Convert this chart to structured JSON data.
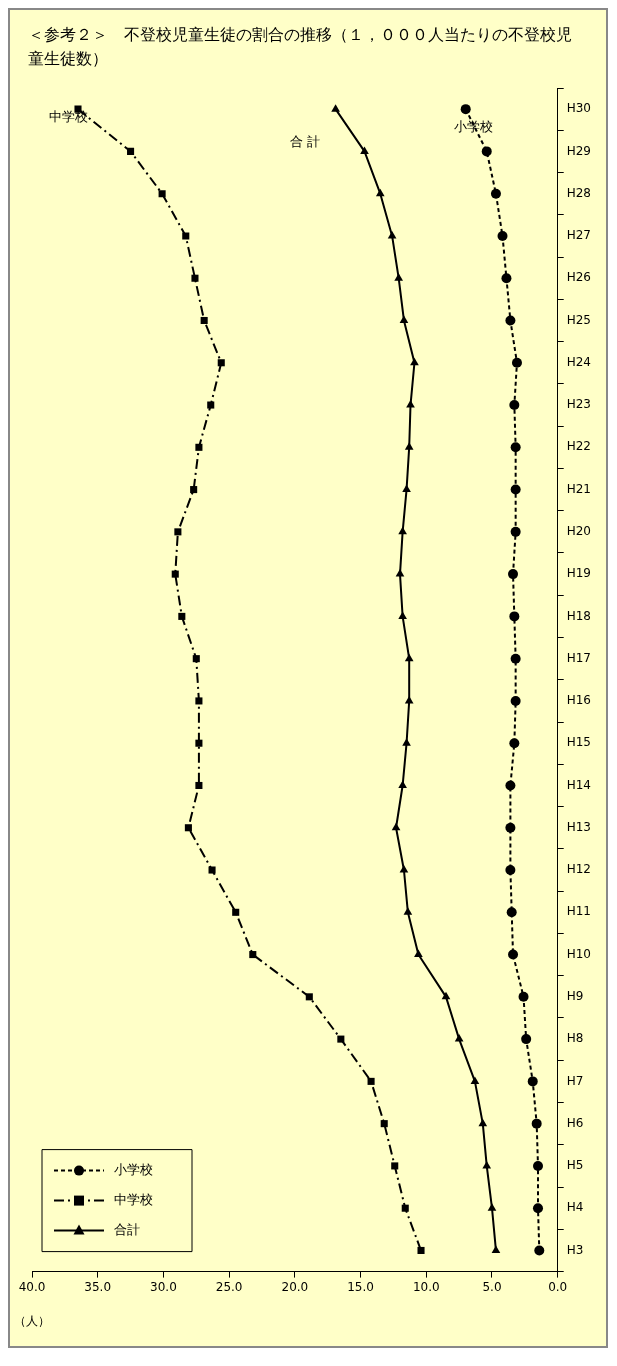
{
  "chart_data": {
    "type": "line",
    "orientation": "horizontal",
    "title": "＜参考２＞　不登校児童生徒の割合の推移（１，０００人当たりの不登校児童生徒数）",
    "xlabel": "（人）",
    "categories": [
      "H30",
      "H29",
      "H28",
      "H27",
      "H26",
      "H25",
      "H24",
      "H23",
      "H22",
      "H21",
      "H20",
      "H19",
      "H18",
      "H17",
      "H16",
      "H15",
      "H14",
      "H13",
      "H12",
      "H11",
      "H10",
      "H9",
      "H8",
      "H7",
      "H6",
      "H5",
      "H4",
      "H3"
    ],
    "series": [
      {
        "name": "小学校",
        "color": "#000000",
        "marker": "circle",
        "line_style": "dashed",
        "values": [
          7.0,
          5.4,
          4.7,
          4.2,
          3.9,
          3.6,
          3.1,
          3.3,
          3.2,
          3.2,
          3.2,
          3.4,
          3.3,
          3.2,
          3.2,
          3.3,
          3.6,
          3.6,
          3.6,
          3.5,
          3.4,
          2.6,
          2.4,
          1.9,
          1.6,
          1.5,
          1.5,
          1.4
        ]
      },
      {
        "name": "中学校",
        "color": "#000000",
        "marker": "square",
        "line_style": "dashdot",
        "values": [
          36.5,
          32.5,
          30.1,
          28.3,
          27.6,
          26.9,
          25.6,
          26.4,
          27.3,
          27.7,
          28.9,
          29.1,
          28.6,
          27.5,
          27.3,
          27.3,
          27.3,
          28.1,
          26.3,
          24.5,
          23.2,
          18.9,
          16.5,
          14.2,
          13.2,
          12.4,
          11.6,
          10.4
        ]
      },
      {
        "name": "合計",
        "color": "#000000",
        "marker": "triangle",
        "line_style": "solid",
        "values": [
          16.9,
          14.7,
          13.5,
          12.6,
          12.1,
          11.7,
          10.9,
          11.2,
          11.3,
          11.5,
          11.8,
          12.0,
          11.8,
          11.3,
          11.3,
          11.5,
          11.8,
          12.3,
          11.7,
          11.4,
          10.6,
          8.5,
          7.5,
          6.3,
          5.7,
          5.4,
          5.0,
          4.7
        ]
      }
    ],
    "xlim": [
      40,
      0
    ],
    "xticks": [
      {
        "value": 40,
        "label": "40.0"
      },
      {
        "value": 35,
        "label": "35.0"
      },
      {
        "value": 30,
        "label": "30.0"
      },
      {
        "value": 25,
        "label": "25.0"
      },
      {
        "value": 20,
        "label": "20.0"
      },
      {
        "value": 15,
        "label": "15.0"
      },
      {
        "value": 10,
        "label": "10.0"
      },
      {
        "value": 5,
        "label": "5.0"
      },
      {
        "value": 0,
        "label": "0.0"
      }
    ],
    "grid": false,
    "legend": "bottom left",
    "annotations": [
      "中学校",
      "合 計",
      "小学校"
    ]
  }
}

### Given exercise
Copy the data character for character, but drop all pictures from the copy.

### Result below
Convert this chart to structured JSON data.
{
  "chart_data": {
    "type": "line",
    "orientation": "horizontal",
    "title": "＜参考２＞　不登校児童生徒の割合の推移（１，０００人当たりの不登校児童生徒数）",
    "xlabel": "（人）",
    "categories": [
      "H30",
      "H29",
      "H28",
      "H27",
      "H26",
      "H25",
      "H24",
      "H23",
      "H22",
      "H21",
      "H20",
      "H19",
      "H18",
      "H17",
      "H16",
      "H15",
      "H14",
      "H13",
      "H12",
      "H11",
      "H10",
      "H9",
      "H8",
      "H7",
      "H6",
      "H5",
      "H4",
      "H3"
    ],
    "series": [
      {
        "name": "小学校",
        "color": "#000000",
        "marker": "circle",
        "line_style": "dashed",
        "values": [
          7.0,
          5.4,
          4.7,
          4.2,
          3.9,
          3.6,
          3.1,
          3.3,
          3.2,
          3.2,
          3.2,
          3.4,
          3.3,
          3.2,
          3.2,
          3.3,
          3.6,
          3.6,
          3.6,
          3.5,
          3.4,
          2.6,
          2.4,
          1.9,
          1.6,
          1.5,
          1.5,
          1.4
        ]
      },
      {
        "name": "中学校",
        "color": "#000000",
        "marker": "square",
        "line_style": "dashdot",
        "values": [
          36.5,
          32.5,
          30.1,
          28.3,
          27.6,
          26.9,
          25.6,
          26.4,
          27.3,
          27.7,
          28.9,
          29.1,
          28.6,
          27.5,
          27.3,
          27.3,
          27.3,
          28.1,
          26.3,
          24.5,
          23.2,
          18.9,
          16.5,
          14.2,
          13.2,
          12.4,
          11.6,
          10.4
        ]
      },
      {
        "name": "合計",
        "color": "#000000",
        "marker": "triangle",
        "line_style": "solid",
        "values": [
          16.9,
          14.7,
          13.5,
          12.6,
          12.1,
          11.7,
          10.9,
          11.2,
          11.3,
          11.5,
          11.8,
          12.0,
          11.8,
          11.3,
          11.3,
          11.5,
          11.8,
          12.3,
          11.7,
          11.4,
          10.6,
          8.5,
          7.5,
          6.3,
          5.7,
          5.4,
          5.0,
          4.7
        ]
      }
    ],
    "xlim": [
      40,
      0
    ],
    "xticks": [
      {
        "value": 40,
        "label": "40.0"
      },
      {
        "value": 35,
        "label": "35.0"
      },
      {
        "value": 30,
        "label": "30.0"
      },
      {
        "value": 25,
        "label": "25.0"
      },
      {
        "value": 20,
        "label": "20.0"
      },
      {
        "value": 15,
        "label": "15.0"
      },
      {
        "value": 10,
        "label": "10.0"
      },
      {
        "value": 5,
        "label": "5.0"
      },
      {
        "value": 0,
        "label": "0.0"
      }
    ],
    "grid": false,
    "legend": "bottom left",
    "annotations": [
      "中学校",
      "合 計",
      "小学校"
    ]
  }
}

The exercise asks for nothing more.